▸ Challenge: Determine the number of lines in the listing below where the string "text" occurs; answer with the number alone.

▸ Data for this task:

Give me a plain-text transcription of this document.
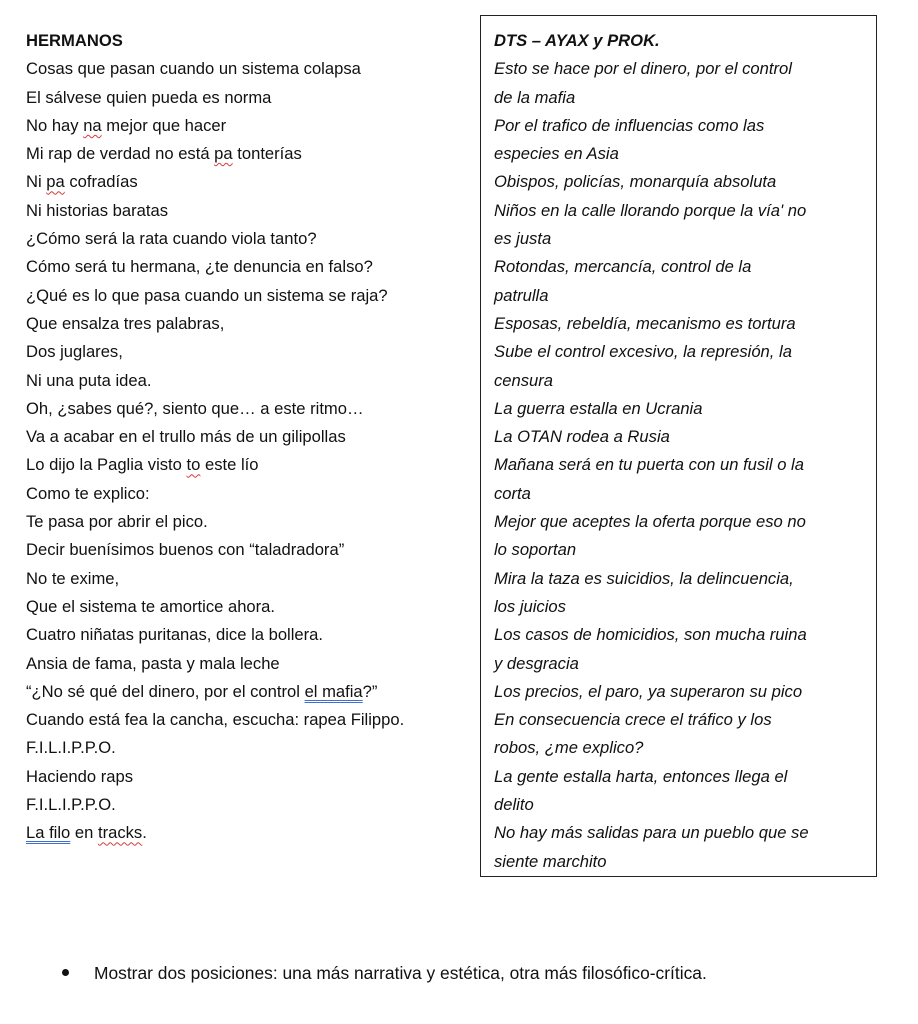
HERMANOS
Cosas que pasan cuando un sistema colapsa
El sálvese quien pueda es norma
No hay na mejor que hacer
Mi rap de verdad no está pa tonterías
Ni pa cofradías
Ni historias baratas
¿Cómo será la rata cuando viola tanto?
Cómo será tu hermana, ¿te denuncia en falso?
¿Qué es lo que pasa cuando un sistema se raja?
Que ensalza tres palabras,
Dos juglares,
Ni una puta idea.
Oh, ¿sabes qué?, siento que… a este ritmo…
Va a acabar en el trullo más de un gilipollas
Lo dijo la Paglia visto to este lío
Como te explico:
Te pasa por abrir el pico.
Decir buenísimos buenos con “taladradora”
No te exime,
Que el sistema te amortice ahora.
Cuatro niñatas puritanas, dice la bollera.
Ansia de fama, pasta y mala leche
“¿No sé qué del dinero, por el control el mafia?”
Cuando está fea la cancha, escucha: rapea Filippo.
F.I.L.I.P.P.O.
Haciendo raps
F.I.L.I.P.P.O.
La filo en tracks.
DTS – AYAX y PROK.
Esto se hace por el dinero, por el control
de la mafia
Por el trafico de influencias como las
especies en Asia
Obispos, policías, monarquía absoluta
Niños en la calle llorando porque la vía' no
es justa
Rotondas, mercancía, control de la
patrulla
Esposas, rebeldía, mecanismo es tortura
Sube el control excesivo, la represión, la
censura
La guerra estalla en Ucrania
La OTAN rodea a Rusia
Mañana será en tu puerta con un fusil o la
corta
Mejor que aceptes la oferta porque eso no
lo soportan
Mira la taza es suicidios, la delincuencia,
los juicios
Los casos de homicidios, son mucha ruina
y desgracia
Los precios, el paro, ya superaron su pico
En consecuencia crece el tráfico y los
robos, ¿me explico?
La gente estalla harta, entonces llega el
delito
No hay más salidas para un pueblo que se
siente marchito
Mostrar dos posiciones: una más narrativa y estética, otra más filosófico-crítica.
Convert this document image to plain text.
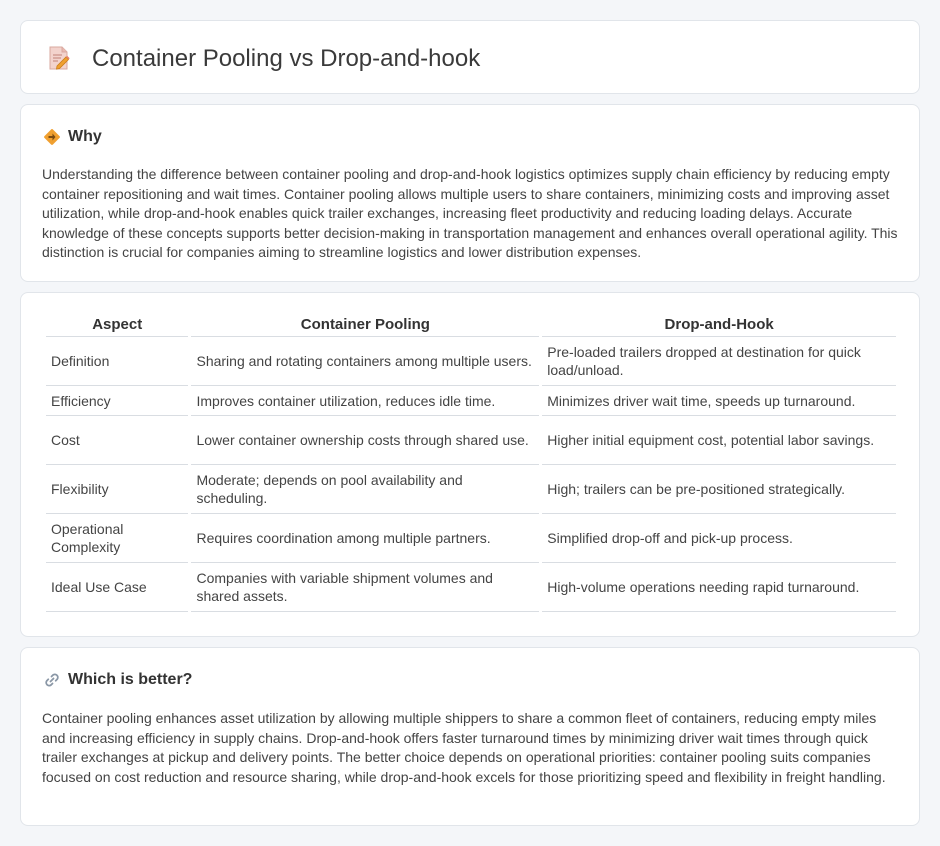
Container Pooling vs Drop-and-hook
Why

Understanding the difference between container pooling and drop-and-hook logistics optimizes supply chain efficiency by reducing empty container repositioning and wait times. Container pooling allows multiple users to share containers, minimizing costs and improving asset utilization, while drop-and-hook enables quick trailer exchanges, increasing fleet productivity and reducing loading delays. Accurate knowledge of these concepts supports better decision-making in transportation management and enhances overall operational agility. This distinction is crucial for companies aiming to streamline logistics and lower distribution expenses.

Aspect	Container Pooling	Drop-and-Hook
Definition	Sharing and rotating containers among multiple users.	Pre-loaded trailers dropped at destination for quick load/unload.
Efficiency	Improves container utilization, reduces idle time.	Minimizes driver wait time, speeds up turnaround.
Cost	Lower container ownership costs through shared use.	Higher initial equipment cost, potential labor savings.
Flexibility	Moderate; depends on pool availability and scheduling.	High; trailers can be pre-positioned strategically.
Operational Complexity	Requires coordination among multiple partners.	Simplified drop-off and pick-up process.
Ideal Use Case	Companies with variable shipment volumes and shared assets.	High-volume operations needing rapid turnaround.
Which is better?

Container pooling enhances asset utilization by allowing multiple shippers to share a common fleet of containers, reducing empty miles and increasing efficiency in supply chains. Drop-and-hook offers faster turnaround times by minimizing driver wait times through quick trailer exchanges at pickup and delivery points. The better choice depends on operational priorities: container pooling suits companies focused on cost reduction and resource sharing, while drop-and-hook excels for those prioritizing speed and flexibility in freight handling.
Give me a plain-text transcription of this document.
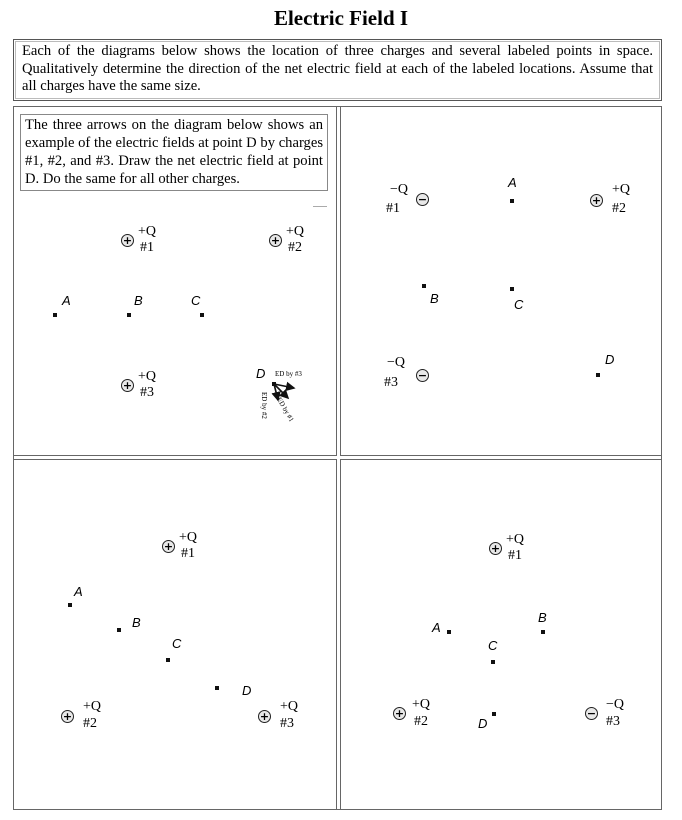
Electric Field I

Each of the diagrams below shows the location of three charges and several labeled points in space. Qualitatively determine the direction of the net electric field at each of the labeled locations. Assume that all charges have the same size.

The three arrows on the diagram below shows an example of the electric fields at point D by charges #1, #2, and #3. Draw the net electric field at point D. Do the same for all other charges.
+
+Q
#1	+
+Q
#2
+
+Q
#3
A	B	C
D ED by #3
ED by #2 ED by #1
−Q
#1
−	+
+Q
#2
−Q
#3 −
A
B	C
D
+
+Q
#1
+
+Q
#2	+
+Q
#3
A
B
C
D
+
+Q
#1
+
+Q
#2
−
−Q
#3
A
B
C
D
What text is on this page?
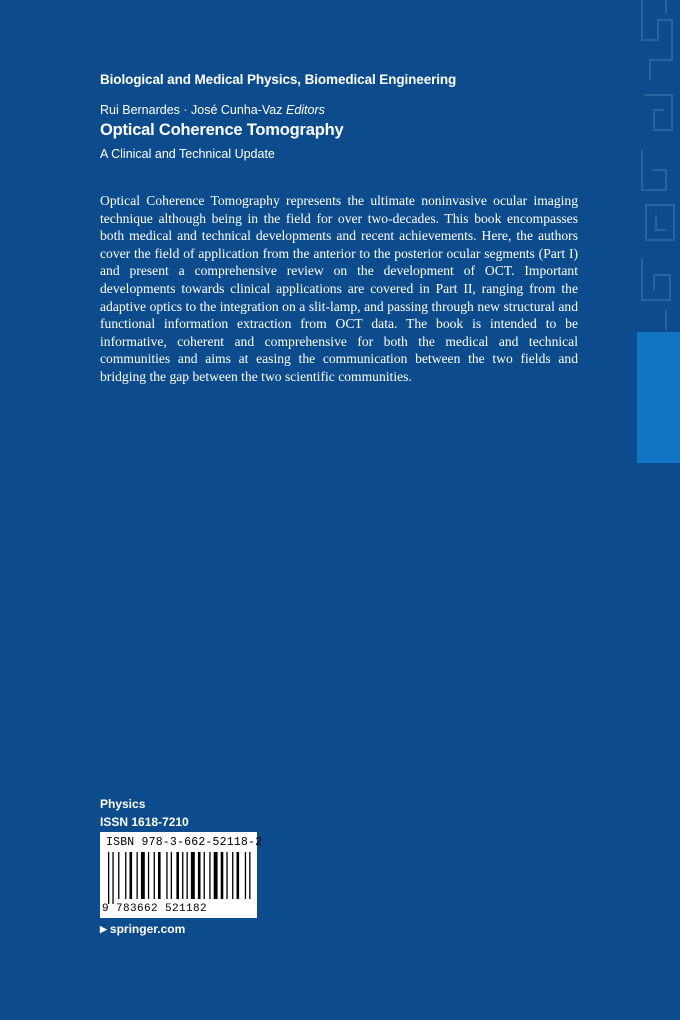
Biological and Medical Physics, Biomedical Engineering
Rui Bernardes · José Cunha-Vaz Editors
Optical Coherence Tomography
A Clinical and Technical Update
Optical Coherence Tomography represents the ultimate noninvasive ocular imaging technique although being in the field for over two-decades. This book encompasses both medical and technical developments and recent achievements. Here, the authors cover the field of application from the anterior to the posterior ocular segments (Part I) and present a comprehensive review on the development of OCT. Important developments towards clinical applications are covered in Part II, ranging from the adaptive optics to the integration on a slit-lamp, and passing through new structural and functional information extraction from OCT data. The book is intended to be informative, coherent and comprehensive for both the medical and technical communities and aims at easing the communication between the two fields and bridging the gap between the two scientific communities.
Physics
ISSN 1618-7210
ISBN 978-3-662-52118-2
9 783662 521182
▶ springer.com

▸ Final result: 4